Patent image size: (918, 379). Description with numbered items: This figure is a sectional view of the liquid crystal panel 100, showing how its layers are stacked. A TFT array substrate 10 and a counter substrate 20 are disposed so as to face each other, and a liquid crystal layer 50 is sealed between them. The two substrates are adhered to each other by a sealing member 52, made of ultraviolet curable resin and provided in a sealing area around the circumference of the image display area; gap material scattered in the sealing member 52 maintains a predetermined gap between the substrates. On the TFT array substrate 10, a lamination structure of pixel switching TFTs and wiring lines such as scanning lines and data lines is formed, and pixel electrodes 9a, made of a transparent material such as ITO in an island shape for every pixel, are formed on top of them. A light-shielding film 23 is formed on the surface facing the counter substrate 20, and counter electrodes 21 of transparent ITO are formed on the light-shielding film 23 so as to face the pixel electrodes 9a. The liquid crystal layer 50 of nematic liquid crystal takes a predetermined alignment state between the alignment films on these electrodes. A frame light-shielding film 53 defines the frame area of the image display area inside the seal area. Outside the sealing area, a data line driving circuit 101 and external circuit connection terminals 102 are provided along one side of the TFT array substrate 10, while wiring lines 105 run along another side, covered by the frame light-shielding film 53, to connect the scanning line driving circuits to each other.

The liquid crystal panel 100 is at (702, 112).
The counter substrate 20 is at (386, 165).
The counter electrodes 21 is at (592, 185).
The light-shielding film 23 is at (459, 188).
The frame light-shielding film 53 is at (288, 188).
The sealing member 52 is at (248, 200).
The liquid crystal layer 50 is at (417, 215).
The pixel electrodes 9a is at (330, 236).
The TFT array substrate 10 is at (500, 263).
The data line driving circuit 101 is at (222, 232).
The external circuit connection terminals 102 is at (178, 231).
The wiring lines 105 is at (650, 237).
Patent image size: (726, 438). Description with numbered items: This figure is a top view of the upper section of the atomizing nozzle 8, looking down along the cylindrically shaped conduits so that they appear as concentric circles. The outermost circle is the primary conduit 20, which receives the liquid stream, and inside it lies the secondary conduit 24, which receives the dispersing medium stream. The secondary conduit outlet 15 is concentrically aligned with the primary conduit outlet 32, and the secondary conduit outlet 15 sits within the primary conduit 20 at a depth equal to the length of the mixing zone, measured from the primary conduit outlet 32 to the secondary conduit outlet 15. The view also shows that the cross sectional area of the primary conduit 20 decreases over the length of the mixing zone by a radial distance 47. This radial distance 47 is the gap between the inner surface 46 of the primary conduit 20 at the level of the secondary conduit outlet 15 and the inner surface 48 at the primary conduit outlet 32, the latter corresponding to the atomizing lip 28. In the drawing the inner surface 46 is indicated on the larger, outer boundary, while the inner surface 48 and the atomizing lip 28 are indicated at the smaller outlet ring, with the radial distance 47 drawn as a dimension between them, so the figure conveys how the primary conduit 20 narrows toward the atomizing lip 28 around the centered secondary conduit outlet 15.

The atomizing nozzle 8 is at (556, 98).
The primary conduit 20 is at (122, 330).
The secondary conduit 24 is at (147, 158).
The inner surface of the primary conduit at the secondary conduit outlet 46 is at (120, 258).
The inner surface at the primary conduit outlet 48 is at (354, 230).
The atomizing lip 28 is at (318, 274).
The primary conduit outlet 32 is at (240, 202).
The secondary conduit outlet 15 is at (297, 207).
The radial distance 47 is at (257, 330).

++++++

- Exercise task: Render every line of the items above as a Markdown table with the columns "Row" and "Line," numbering the rows in order and omitting blank lines.

- Answer to this task:
| Row | Line |
|---|---|
| 1 | Patent image size: (918, 379). Description with numbered items: This figure is a sectional view of the liquid crystal panel 100, showing how its layers are stacked. A TFT array substrate 10 and a counter substrate 20 are disposed so as to face each other, and a liquid crystal layer 50 is sealed between them. The two substrates are adhered to each other by a sealing member 52, made of ultraviolet curable resin and provided in a sealing area around the circumference of the image display area; gap material scattered in the sealing member 52 maintains a predetermined gap between the substrates. On the TFT array substrate 10, a lamination structure of pixel switching TFTs and wiring lines such as scanning lines and data lines is formed, and pixel electrodes 9a, made of a transparent material such as ITO in an island shape for every pixel, are formed on top of them. A light-shielding film 23 is formed on the surface facing the counter substrate 20, and counter electrodes 21 of transparent ITO are formed on the light-shielding film 23 so as to face the pixel electrodes 9a. The liquid crystal layer 50 of nematic liquid crystal takes a predetermined alignment state between the alignment films on these electrodes. A frame light-shielding film 53 defines the frame area of the image display area inside the seal area. Outside the sealing area, a data line driving circuit 101 and external circuit connection terminals 102 are provided along one side of the TFT array substrate 10, while wiring lines 105 run along another side, covered by the frame light-shielding film 53, to connect the scanning line driving circuits to each other. |
| 2 | The liquid crystal panel 100 is at (702, 112). |
| 3 | The counter substrate 20 is at (386, 165). |
| 4 | The counter electrodes 21 is at (592, 185). |
| 5 | The light-shielding film 23 is at (459, 188). |
| 6 | The frame light-shielding film 53 is at (288, 188). |
| 7 | The sealing member 52 is at (248, 200). |
| 8 | The liquid crystal layer 50 is at (417, 215). |
| 9 | The pixel electrodes 9a is at (330, 236). |
| 10 | The TFT array substrate 10 is at (500, 263). |
| 11 | The data line driving circuit 101 is at (222, 232). |
| 12 | The external circuit connection terminals 102 is at (178, 231). |
| 13 | The wiring lines 105 is at (650, 237). |
| 14 | Patent image size: (726, 438). Description with numbered items: This figure is a top view of the upper section of the atomizing nozzle 8, looking down along the cylindrically shaped conduits so that they appear as concentric circles. The outermost circle is the primary conduit 20, which receives the liquid stream, and inside it lies the secondary conduit 24, which receives the dispersing medium stream. The secondary conduit outlet 15 is concentrically aligned with the primary conduit outlet 32, and the secondary conduit outlet 15 sits within the primary conduit 20 at a depth equal to the length of the mixing zone, measured from the primary conduit outlet 32 to the secondary conduit outlet 15. The view also shows that the cross sectional area of the primary conduit 20 decreases over the length of the mixing zone by a radial distance 47. This radial distance 47 is the gap between the inner surface 46 of the primary conduit 20 at the level of the secondary conduit outlet 15 and the inner surface 48 at the primary conduit outlet 32, the latter corresponding to the atomizing lip 28. In the drawing the inner surface 46 is indicated on the larger, outer boundary, while the inner surface 48 and the atomizing lip 28 are indicated at the smaller outlet ring, with the radial distance 47 drawn as a dimension between them, so the figure conveys how the primary conduit 20 narrows toward the atomizing lip 28 around the centered secondary conduit outlet 15. |
| 15 | The atomizing nozzle 8 is at (556, 98). |
| 16 | The primary conduit 20 is at (122, 330). |
| 17 | The secondary conduit 24 is at (147, 158). |
| 18 | The inner surface of the primary conduit at the secondary conduit outlet 46 is at (120, 258). |
| 19 | The inner surface at the primary conduit outlet 48 is at (354, 230). |
| 20 | The atomizing lip 28 is at (318, 274). |
| 21 | The primary conduit outlet 32 is at (240, 202). |
| 22 | The secondary conduit outlet 15 is at (297, 207). |
| 23 | The radial distance 47 is at (257, 330). |